Trecho do documento ::
Na bolsa, a gente monta um plano de trabalho por 5 anos, ele vai dizer qual investimento que ele gostaria de receber e qual o valor de cotas ou de lucro que ele quer devolver. Estando legalizado, ele coloca na plataforma e começa a receber financiamento. Ao invés de você fazer um bingo, uma rifa, você passa o link e os amigos e familiares podem ajudar.

Funciona na plataforma de investimento DIVI-hub e o investimento é pela compra de frações do negócio, que já especifica as formas de remuneração que o investidor terá.

A Bolsa traz um universo que talvez estivesse distante de muitos moradores de favelas, inclusive com termos como IPO, investidor-anjo, análise de risco de um negócio. Esse também é um trabalho de inclusão?

O que estamos fazendo é um processo de democratização da bolsa de valores. Trazendo temas que, por vezes, só vemos na TV. Todos os dias os jornais falam da bolsa, preço do dólar e eu nem sabia para que servia, mas se aparecia todos os dias, imaginava que era importante.

Material de origem ::
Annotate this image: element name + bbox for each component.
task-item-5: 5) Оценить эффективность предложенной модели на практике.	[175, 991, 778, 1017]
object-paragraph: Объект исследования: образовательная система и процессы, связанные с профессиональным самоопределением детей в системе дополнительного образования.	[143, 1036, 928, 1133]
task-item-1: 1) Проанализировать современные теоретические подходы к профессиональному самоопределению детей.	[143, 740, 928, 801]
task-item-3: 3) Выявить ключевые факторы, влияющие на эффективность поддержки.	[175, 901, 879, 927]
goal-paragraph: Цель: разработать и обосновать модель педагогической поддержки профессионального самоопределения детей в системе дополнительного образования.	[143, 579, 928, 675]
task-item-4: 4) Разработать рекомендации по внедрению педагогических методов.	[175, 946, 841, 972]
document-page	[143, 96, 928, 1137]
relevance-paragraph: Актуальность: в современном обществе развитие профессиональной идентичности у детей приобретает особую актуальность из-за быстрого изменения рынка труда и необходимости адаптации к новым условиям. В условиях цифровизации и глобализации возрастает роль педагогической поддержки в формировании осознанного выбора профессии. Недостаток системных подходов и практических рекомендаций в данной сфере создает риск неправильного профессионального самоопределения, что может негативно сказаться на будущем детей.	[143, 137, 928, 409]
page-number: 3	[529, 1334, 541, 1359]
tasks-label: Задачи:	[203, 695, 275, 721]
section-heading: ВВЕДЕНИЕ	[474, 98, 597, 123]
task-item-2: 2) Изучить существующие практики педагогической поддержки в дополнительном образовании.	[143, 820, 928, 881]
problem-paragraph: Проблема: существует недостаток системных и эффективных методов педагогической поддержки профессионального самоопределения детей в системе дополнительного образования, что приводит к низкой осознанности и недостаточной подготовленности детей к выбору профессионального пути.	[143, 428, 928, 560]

Instruções da tarefa :: Traduza para o inglês esta frase do trecho do documento: "Funciona na plataforma de investimento DIVI-hub e o investimento é pela compra de frações do negócio, que já especifica as formas de remuneração que o investidor terá."

Resposta escrita :: It operates on the DIVI-hub investment platform, and the investment is made by purchasing fractions of the business, which already specifies the forms of return the investor will receive.